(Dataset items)
:::

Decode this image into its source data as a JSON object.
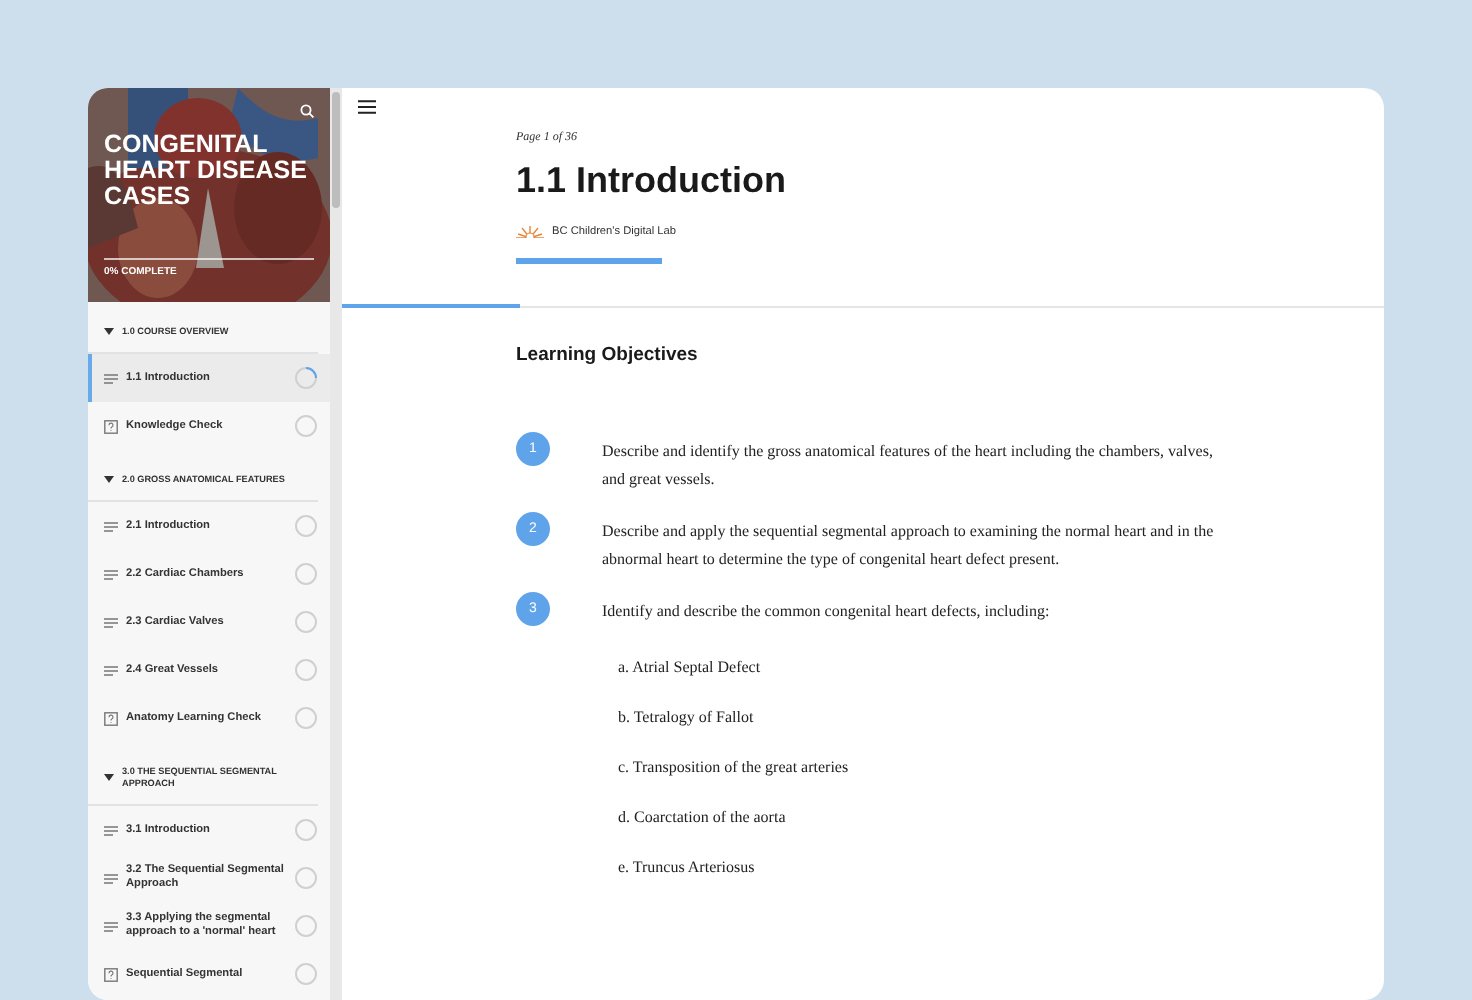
{
  "course": {
    "title": "CONGENITAL HEART DISEASE CASES",
    "progress_label": "0% COMPLETE"
  },
  "sidebar": {
    "sections": [
      {
        "title": "1.0 COURSE OVERVIEW",
        "expanded": true,
        "items": [
          {
            "label": "1.1 Introduction",
            "kind": "lesson",
            "selected": true,
            "in_progress": true
          },
          {
            "label": "Knowledge Check",
            "kind": "quiz",
            "selected": false,
            "in_progress": false
          }
        ]
      },
      {
        "title": "2.0 GROSS ANATOMICAL FEATURES",
        "expanded": true,
        "items": [
          {
            "label": "2.1 Introduction",
            "kind": "lesson",
            "selected": false,
            "in_progress": false
          },
          {
            "label": "2.2 Cardiac Chambers",
            "kind": "lesson",
            "selected": false,
            "in_progress": false
          },
          {
            "label": "2.3 Cardiac Valves",
            "kind": "lesson",
            "selected": false,
            "in_progress": false
          },
          {
            "label": "2.4 Great Vessels",
            "kind": "lesson",
            "selected": false,
            "in_progress": false
          },
          {
            "label": "Anatomy Learning Check",
            "kind": "quiz",
            "selected": false,
            "in_progress": false
          }
        ]
      },
      {
        "title": "3.0 THE SEQUENTIAL SEGMENTAL APPROACH",
        "expanded": true,
        "items": [
          {
            "label": "3.1 Introduction",
            "kind": "lesson",
            "selected": false,
            "in_progress": false
          },
          {
            "label": "3.2 The Sequential Segmental Approach",
            "kind": "lesson",
            "selected": false,
            "in_progress": false
          },
          {
            "label": "3.3 Applying the segmental approach to a 'normal' heart",
            "kind": "lesson",
            "selected": false,
            "in_progress": false
          },
          {
            "label": "Sequential Segmental",
            "kind": "quiz",
            "selected": false,
            "in_progress": false
          }
        ]
      }
    ]
  },
  "lesson": {
    "page": "Page 1 of 36",
    "title": "1.1 Introduction",
    "author": "BC Children's Digital Lab",
    "scroll_progress": {
      "level": 0.17
    }
  },
  "objectives": {
    "heading": "Learning Objectives",
    "items": [
      {
        "number": "1",
        "text": "Describe and identify the gross anatomical features of the heart including the chambers, valves, and great vessels."
      },
      {
        "number": "2",
        "text": "Describe and apply the sequential segmental approach to examining the normal heart and in the abnormal heart to determine the type of congenital heart defect present."
      },
      {
        "number": "3",
        "text": "Identify and describe the common congenital heart defects, including:",
        "subitems": [
          "a. Atrial Septal Defect",
          "b. Tetralogy of Fallot",
          "c. Transposition of the great arteries",
          "d. Coarctation of the aorta",
          "e. Truncus Arteriosus"
        ]
      }
    ]
  }
}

:::

## Given problem
In the listing, find each line with the string "normal" and copy it.

## Response to the exercise
            "label": "3.3 Applying the segmental approach to a 'normal' heart",
        "text": "Describe and apply the sequential segmental approach to examining the normal heart and in the abnormal heart to determine the type of congenital heart defect present."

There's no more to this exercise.